§ **Problem to work on**
Gather every line from the entries below that includes "igea".

§ **Data shown**
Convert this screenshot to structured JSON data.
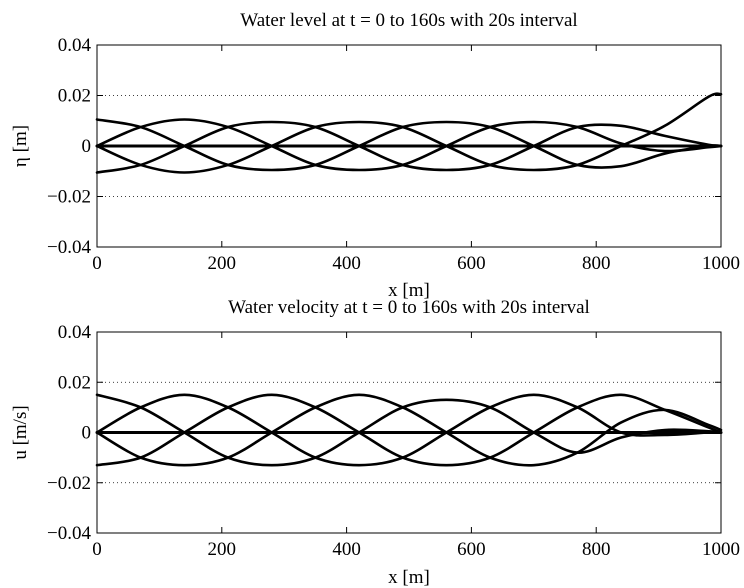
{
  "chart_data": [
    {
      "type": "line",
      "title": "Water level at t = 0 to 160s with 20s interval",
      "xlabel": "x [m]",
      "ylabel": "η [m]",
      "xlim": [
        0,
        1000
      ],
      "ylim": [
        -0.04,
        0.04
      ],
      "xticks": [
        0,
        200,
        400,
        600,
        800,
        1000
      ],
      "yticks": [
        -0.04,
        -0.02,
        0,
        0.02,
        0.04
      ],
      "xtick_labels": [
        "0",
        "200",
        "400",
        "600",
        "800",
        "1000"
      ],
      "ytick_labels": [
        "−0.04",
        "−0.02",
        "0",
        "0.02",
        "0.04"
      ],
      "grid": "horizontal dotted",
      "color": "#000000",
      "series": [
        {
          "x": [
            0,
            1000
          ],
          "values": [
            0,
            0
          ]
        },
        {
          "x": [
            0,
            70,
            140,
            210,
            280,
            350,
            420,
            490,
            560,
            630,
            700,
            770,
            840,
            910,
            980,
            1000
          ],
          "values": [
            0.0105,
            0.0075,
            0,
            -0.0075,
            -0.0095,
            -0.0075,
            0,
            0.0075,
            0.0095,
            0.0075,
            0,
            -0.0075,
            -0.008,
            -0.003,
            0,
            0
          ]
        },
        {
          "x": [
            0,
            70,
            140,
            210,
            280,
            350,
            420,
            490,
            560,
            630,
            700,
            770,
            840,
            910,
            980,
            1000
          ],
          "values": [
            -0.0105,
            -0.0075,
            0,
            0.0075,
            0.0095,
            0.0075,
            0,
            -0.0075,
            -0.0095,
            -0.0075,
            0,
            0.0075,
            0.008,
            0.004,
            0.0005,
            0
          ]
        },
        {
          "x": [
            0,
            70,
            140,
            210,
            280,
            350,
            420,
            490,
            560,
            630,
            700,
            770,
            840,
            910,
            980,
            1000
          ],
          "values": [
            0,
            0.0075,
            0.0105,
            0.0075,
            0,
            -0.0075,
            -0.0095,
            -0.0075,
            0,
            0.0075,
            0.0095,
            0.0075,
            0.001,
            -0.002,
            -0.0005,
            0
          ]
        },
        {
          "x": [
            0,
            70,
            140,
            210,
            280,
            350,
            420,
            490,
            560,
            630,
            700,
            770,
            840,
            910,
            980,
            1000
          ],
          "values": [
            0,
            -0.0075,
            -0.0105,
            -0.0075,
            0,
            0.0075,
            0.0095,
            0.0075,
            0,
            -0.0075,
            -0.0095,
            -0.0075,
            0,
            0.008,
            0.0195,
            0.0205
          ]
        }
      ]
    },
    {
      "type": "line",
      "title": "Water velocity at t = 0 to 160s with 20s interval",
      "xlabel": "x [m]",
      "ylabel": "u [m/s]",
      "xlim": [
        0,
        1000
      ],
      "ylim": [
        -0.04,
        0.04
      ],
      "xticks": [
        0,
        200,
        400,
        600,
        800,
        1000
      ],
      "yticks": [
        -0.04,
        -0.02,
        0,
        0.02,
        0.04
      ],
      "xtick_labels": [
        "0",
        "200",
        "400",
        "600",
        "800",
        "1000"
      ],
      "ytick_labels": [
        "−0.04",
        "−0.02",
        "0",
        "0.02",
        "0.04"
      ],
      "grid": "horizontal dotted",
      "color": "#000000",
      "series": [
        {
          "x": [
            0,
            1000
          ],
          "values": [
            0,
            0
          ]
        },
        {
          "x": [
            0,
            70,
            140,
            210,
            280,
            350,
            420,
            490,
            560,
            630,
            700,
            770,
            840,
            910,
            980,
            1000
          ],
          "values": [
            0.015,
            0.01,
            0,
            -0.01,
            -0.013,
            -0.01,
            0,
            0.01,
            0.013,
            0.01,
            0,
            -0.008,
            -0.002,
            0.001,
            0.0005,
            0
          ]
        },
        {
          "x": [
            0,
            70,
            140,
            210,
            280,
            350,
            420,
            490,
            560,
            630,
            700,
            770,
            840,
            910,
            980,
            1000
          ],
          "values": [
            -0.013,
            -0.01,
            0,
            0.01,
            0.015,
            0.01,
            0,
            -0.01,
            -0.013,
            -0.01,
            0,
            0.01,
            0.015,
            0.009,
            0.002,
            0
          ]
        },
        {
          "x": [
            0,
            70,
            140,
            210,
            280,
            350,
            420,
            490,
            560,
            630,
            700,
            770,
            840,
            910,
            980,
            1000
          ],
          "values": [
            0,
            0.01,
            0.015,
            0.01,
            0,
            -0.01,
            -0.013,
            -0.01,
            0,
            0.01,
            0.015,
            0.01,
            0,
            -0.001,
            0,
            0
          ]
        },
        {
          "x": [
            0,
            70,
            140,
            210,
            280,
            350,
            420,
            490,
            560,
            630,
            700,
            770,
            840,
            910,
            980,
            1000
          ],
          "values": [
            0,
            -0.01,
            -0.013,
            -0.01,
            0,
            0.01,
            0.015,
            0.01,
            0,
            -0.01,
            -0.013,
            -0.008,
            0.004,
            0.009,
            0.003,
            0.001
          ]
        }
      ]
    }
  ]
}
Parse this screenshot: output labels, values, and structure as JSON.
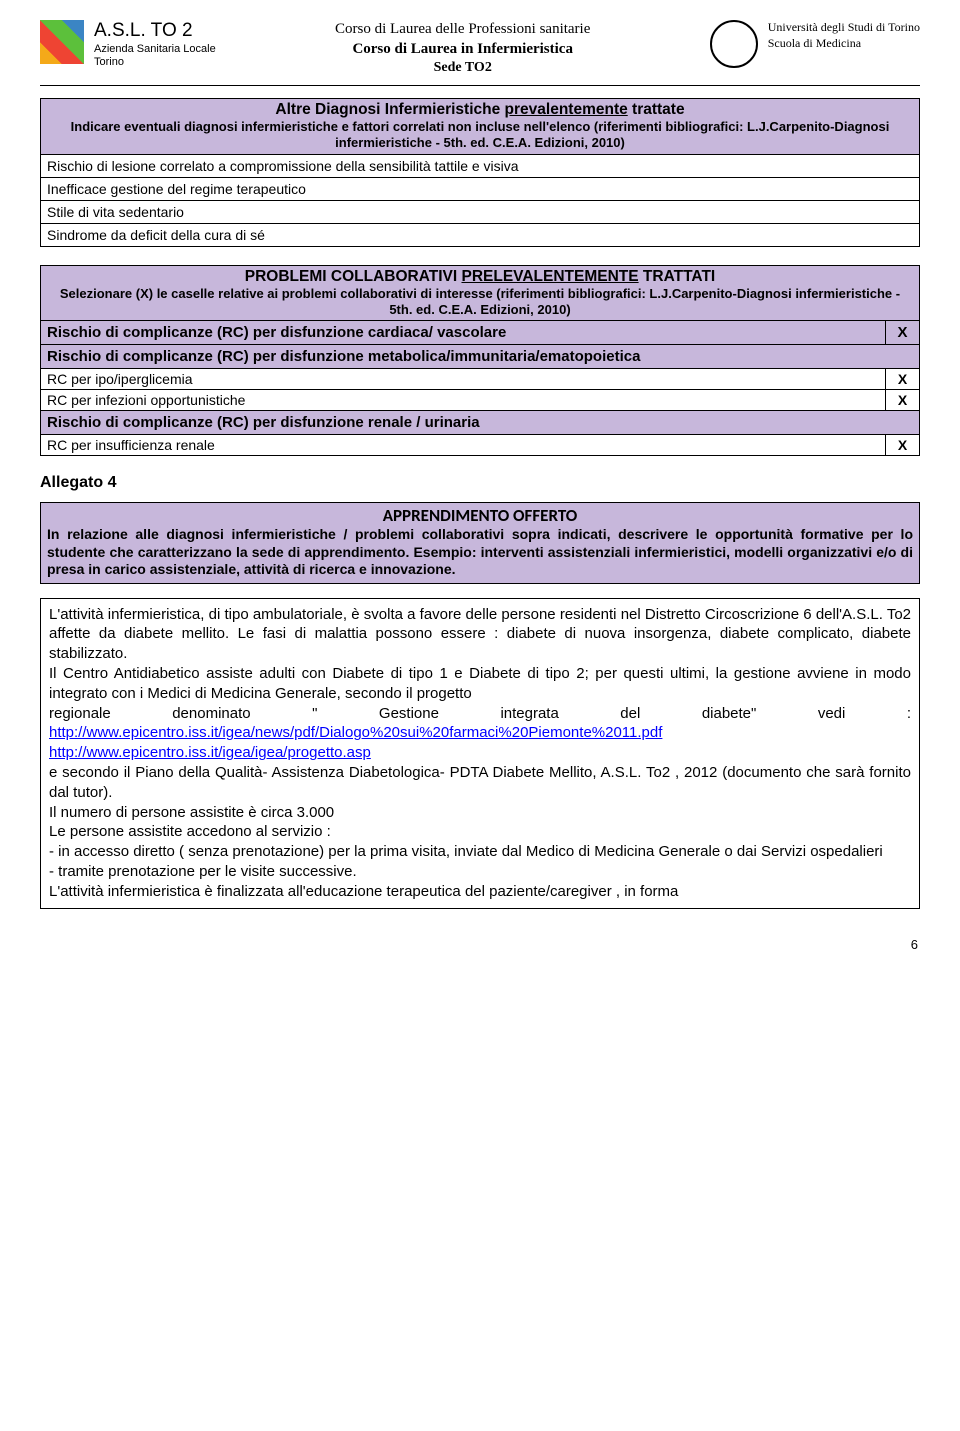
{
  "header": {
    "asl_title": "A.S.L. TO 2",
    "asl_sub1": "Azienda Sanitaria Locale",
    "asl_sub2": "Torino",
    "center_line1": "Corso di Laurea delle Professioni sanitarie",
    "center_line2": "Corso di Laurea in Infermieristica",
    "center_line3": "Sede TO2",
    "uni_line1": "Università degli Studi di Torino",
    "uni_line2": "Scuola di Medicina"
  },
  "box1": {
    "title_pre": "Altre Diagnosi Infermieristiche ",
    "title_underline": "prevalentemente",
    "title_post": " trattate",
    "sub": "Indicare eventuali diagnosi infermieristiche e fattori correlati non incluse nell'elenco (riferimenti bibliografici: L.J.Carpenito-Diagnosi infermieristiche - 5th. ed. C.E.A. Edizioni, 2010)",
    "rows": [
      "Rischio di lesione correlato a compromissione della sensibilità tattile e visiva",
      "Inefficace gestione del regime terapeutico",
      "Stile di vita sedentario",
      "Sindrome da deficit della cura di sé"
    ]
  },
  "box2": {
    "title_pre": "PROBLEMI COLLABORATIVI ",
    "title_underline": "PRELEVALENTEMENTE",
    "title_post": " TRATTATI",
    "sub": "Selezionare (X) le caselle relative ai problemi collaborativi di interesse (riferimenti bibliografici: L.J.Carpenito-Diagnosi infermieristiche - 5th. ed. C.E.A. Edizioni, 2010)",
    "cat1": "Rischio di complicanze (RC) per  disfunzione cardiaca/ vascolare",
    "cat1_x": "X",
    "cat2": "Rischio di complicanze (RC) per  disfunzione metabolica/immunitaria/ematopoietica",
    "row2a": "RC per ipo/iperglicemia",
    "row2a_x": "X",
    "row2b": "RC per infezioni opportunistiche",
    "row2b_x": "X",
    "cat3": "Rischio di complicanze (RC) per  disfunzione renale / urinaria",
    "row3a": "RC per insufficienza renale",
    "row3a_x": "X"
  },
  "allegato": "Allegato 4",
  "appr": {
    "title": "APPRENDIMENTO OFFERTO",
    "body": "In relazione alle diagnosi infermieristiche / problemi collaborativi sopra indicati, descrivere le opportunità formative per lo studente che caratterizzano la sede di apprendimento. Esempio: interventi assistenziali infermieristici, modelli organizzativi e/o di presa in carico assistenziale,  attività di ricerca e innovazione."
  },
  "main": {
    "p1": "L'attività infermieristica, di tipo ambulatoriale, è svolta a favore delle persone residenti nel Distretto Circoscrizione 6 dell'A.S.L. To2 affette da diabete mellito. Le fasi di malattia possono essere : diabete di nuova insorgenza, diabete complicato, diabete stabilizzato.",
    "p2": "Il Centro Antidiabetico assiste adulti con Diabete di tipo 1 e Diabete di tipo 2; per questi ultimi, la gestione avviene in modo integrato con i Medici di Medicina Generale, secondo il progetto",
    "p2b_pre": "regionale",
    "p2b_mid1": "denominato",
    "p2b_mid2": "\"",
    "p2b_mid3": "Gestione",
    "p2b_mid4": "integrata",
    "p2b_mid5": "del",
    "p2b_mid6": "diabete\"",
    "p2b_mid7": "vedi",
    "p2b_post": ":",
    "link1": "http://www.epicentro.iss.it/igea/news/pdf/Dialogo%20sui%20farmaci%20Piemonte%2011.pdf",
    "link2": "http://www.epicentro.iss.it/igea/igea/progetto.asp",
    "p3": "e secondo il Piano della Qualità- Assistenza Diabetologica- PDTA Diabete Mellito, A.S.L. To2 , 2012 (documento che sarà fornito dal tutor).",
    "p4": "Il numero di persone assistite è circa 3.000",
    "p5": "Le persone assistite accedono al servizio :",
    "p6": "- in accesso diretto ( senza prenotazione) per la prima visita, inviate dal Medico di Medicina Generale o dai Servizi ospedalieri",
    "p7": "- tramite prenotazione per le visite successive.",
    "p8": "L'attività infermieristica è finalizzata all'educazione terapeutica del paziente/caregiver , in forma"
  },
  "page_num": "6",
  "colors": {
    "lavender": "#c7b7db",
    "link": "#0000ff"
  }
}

§ **Response below**
    "link1": "http://www.epicentro.iss.it/igea/news/pdf/Dialogo%20sui%20farmaci%20Piemonte%2011.pdf",
    "link2": "http://www.epicentro.iss.it/igea/igea/progetto.asp",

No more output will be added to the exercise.